- [RECORDS]:
Begin
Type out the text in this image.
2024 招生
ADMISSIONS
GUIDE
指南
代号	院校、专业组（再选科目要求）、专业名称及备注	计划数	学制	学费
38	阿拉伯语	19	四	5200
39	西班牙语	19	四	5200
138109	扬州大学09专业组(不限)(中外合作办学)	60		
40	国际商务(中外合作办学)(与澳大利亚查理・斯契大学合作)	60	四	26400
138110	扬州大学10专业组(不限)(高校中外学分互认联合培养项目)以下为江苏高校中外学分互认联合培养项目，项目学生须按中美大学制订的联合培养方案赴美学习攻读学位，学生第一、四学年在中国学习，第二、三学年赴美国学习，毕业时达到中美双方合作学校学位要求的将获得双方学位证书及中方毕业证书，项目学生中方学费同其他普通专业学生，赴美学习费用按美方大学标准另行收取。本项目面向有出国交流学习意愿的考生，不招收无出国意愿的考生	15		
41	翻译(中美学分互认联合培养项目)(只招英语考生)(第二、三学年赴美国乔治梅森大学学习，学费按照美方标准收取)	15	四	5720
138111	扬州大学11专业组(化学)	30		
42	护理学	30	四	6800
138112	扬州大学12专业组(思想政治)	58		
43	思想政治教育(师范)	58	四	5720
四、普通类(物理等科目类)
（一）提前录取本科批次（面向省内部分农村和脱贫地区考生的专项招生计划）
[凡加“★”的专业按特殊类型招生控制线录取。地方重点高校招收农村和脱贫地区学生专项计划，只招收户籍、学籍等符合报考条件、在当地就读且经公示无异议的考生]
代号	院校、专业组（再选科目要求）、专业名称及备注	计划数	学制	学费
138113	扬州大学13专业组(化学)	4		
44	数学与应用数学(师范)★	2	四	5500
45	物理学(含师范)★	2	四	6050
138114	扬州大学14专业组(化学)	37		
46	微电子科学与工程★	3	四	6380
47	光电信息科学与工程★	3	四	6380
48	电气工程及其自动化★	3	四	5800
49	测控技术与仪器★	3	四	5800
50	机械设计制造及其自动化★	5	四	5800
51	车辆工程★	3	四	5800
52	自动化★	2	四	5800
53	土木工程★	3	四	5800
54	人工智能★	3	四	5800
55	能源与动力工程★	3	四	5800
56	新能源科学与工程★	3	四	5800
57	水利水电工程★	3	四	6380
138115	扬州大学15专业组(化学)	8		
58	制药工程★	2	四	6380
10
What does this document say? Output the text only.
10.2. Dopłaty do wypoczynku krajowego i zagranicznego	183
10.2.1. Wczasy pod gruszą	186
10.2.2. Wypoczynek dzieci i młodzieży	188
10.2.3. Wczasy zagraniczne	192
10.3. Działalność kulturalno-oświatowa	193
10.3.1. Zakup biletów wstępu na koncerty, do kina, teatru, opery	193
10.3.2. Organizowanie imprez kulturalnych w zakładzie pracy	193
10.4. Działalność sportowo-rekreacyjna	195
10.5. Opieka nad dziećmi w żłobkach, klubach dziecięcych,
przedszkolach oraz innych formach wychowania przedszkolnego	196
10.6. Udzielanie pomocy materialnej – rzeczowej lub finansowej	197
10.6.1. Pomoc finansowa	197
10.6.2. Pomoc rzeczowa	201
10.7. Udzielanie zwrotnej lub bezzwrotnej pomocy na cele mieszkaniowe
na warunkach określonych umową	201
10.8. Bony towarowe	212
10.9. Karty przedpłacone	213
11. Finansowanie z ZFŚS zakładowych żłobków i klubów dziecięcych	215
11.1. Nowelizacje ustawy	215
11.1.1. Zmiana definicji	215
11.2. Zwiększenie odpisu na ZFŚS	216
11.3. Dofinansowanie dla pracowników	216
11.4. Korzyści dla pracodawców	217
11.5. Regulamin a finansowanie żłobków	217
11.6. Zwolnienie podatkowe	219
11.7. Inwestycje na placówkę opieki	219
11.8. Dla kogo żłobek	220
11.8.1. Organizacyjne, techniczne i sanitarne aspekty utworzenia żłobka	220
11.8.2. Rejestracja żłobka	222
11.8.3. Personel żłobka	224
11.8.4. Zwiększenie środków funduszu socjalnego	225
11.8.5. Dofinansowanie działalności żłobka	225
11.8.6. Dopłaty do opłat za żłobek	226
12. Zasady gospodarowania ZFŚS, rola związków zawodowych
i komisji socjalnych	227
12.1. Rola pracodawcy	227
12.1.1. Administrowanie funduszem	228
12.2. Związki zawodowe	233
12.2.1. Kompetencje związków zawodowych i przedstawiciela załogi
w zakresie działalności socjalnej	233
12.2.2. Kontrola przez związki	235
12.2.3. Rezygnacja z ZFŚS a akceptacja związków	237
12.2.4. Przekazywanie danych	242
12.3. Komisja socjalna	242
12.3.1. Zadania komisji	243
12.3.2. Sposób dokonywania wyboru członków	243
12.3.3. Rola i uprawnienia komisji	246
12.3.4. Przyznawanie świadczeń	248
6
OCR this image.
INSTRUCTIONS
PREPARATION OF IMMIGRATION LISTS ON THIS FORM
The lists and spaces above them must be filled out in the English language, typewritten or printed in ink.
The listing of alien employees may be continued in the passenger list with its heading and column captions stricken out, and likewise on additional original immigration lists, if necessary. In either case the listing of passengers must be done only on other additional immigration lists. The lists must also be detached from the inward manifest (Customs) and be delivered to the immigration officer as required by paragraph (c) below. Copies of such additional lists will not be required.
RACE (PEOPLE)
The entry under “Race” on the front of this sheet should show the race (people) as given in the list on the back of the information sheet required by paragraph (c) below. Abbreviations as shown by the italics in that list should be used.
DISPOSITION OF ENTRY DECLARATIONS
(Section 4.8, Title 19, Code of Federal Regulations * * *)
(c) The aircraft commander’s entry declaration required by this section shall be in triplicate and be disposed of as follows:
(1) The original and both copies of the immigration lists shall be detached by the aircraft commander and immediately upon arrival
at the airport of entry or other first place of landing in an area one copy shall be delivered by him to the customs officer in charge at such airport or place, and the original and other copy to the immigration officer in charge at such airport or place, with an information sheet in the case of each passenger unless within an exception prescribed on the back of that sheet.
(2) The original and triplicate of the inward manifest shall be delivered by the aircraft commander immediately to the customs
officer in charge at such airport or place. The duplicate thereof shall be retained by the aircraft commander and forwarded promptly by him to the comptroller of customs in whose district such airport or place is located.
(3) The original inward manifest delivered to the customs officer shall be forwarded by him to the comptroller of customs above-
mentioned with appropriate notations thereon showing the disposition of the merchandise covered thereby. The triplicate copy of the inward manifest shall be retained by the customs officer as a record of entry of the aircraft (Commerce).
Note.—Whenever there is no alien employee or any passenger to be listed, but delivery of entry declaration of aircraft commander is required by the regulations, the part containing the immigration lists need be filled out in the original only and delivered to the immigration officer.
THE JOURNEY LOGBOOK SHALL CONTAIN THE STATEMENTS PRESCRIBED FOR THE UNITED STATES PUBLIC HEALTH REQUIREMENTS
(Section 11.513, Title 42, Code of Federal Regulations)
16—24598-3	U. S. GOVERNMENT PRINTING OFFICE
End
- [YOUR INSTRUCTIONS]: Search the entries for the word "Wczasy" and copy every line that has it.

- [THE RESULT]:
10.2.1. Wczasy pod gruszą	186
10.2.3. Wczasy zagraniczne	192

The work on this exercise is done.